■ GOAL ■
Please copy the listing word for word, starting at its first line and ending with the line that contains "legend-label: Ca-K: [1526, 644, 1611, 685]", with both of those lines included.

■ RECORDS FOR THIS TASK ■
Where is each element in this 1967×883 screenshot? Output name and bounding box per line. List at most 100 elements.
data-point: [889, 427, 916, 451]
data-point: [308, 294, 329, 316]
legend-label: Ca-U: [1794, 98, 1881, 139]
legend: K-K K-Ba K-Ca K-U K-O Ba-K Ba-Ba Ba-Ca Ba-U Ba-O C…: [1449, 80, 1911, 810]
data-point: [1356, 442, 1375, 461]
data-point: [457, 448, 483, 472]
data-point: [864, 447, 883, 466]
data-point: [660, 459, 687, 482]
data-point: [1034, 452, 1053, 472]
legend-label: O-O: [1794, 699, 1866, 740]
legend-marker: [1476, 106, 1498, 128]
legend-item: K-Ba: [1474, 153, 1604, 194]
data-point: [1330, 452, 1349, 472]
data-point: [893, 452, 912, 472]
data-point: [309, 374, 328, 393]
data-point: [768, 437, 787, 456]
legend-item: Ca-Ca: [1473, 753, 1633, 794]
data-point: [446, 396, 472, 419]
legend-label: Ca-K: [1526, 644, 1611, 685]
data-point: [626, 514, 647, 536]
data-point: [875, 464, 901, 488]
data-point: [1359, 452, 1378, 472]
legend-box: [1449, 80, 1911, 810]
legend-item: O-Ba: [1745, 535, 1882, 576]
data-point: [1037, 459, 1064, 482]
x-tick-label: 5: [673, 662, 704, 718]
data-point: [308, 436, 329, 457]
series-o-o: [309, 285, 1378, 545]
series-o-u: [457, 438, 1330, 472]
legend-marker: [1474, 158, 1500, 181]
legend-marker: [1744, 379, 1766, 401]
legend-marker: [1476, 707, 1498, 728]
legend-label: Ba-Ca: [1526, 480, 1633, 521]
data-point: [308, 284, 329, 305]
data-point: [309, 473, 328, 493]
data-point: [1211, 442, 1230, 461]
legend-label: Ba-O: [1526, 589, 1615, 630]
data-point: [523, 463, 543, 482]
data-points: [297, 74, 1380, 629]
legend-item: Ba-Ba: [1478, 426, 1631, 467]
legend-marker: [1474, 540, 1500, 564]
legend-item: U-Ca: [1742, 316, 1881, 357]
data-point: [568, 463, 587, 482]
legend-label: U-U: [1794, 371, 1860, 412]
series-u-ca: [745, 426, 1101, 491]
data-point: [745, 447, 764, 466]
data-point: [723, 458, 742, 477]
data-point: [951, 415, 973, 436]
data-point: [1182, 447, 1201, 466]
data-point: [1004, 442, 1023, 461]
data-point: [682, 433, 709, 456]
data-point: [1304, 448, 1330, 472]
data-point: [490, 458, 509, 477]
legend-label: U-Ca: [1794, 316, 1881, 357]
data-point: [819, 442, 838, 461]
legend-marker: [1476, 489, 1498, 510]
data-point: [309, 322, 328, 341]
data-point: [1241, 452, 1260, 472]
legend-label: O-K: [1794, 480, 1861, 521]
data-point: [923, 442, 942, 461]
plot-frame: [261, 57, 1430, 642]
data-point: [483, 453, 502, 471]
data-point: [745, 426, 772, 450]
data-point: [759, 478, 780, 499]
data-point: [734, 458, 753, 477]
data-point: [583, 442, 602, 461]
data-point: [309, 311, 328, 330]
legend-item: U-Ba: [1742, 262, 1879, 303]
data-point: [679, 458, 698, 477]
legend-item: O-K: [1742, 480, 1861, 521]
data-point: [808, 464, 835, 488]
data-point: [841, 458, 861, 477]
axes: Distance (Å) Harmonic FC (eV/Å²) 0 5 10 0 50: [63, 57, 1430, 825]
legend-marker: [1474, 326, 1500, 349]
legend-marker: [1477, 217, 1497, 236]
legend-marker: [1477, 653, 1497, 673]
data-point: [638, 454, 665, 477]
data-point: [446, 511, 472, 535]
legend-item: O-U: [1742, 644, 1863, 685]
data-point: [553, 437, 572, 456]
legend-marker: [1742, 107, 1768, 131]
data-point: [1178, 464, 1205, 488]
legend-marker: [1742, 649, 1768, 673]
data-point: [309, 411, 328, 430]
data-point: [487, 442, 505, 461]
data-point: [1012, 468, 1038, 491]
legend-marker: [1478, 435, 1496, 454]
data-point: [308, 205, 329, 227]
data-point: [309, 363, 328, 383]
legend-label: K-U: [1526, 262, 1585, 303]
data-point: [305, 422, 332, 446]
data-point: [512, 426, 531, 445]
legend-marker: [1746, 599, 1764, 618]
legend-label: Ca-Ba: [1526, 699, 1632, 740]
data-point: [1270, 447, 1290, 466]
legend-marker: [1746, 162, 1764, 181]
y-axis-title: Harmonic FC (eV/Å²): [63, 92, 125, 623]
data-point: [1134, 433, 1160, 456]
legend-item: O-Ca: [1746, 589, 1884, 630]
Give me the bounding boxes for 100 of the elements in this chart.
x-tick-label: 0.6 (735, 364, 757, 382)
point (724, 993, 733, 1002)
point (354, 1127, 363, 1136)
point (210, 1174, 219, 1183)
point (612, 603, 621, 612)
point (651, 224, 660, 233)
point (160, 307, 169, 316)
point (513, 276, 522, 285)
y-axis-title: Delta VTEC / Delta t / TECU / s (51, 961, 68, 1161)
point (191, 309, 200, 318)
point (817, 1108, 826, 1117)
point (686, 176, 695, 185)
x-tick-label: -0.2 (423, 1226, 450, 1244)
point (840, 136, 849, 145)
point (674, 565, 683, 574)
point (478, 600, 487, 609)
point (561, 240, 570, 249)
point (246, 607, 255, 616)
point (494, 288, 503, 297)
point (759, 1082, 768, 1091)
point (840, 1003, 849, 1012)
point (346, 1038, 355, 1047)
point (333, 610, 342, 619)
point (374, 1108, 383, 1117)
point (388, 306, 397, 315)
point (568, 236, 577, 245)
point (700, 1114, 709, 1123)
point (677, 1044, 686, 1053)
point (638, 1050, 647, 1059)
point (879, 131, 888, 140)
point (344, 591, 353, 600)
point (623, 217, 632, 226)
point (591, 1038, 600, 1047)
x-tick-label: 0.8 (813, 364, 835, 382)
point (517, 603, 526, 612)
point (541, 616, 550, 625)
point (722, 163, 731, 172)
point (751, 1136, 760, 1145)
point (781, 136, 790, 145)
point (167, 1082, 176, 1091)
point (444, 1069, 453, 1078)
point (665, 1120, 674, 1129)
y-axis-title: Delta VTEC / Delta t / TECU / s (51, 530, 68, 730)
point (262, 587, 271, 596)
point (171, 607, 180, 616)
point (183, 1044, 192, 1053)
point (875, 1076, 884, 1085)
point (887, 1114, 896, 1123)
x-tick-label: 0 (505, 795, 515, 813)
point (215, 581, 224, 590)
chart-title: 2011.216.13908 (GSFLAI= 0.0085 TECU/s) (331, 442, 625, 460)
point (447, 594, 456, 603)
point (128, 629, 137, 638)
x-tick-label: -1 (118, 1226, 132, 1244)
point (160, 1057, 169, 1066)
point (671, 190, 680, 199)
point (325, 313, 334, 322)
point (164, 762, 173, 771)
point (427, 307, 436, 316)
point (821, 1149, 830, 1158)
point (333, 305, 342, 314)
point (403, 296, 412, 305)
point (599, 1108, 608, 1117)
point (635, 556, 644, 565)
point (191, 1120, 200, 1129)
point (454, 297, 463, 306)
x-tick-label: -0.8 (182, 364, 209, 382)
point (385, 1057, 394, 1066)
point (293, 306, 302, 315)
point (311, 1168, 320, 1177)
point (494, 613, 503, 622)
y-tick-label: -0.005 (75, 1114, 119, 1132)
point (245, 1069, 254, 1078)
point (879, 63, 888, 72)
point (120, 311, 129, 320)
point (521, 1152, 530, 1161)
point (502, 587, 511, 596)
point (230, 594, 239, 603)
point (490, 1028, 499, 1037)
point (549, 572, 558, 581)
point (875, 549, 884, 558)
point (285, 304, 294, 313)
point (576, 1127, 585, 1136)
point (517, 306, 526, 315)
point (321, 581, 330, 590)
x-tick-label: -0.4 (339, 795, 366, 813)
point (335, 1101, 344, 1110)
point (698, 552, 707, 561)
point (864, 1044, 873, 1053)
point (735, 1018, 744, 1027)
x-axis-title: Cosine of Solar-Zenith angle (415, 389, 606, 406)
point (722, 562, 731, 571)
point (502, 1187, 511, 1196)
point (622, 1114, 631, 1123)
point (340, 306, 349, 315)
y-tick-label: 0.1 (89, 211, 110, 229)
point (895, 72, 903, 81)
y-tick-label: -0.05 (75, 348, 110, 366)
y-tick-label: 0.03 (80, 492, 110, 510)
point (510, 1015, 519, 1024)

■ OUTPUT BELOW ■
Where is each element in this 1967×883 screenshot? Output name and bounding box per line. List at most 100 elements.
data-point: [889, 427, 916, 451]
data-point: [308, 294, 329, 316]
legend-label: Ca-U: [1794, 98, 1881, 139]
legend: K-K K-Ba K-Ca K-U K-O Ba-K Ba-Ba Ba-Ca Ba-U Ba-O C…: [1449, 80, 1911, 810]
data-point: [1356, 442, 1375, 461]
data-point: [457, 448, 483, 472]
data-point: [864, 447, 883, 466]
data-point: [660, 459, 687, 482]
data-point: [1034, 452, 1053, 472]
legend-label: O-O: [1794, 699, 1866, 740]
legend-marker: [1476, 106, 1498, 128]
legend-item: K-Ba: [1474, 153, 1604, 194]
data-point: [1330, 452, 1349, 472]
data-point: [893, 452, 912, 472]
data-point: [309, 374, 328, 393]
data-point: [768, 437, 787, 456]
legend-item: Ca-Ca: [1473, 753, 1633, 794]
data-point: [446, 396, 472, 419]
legend-label: Ca-K: [1526, 644, 1611, 685]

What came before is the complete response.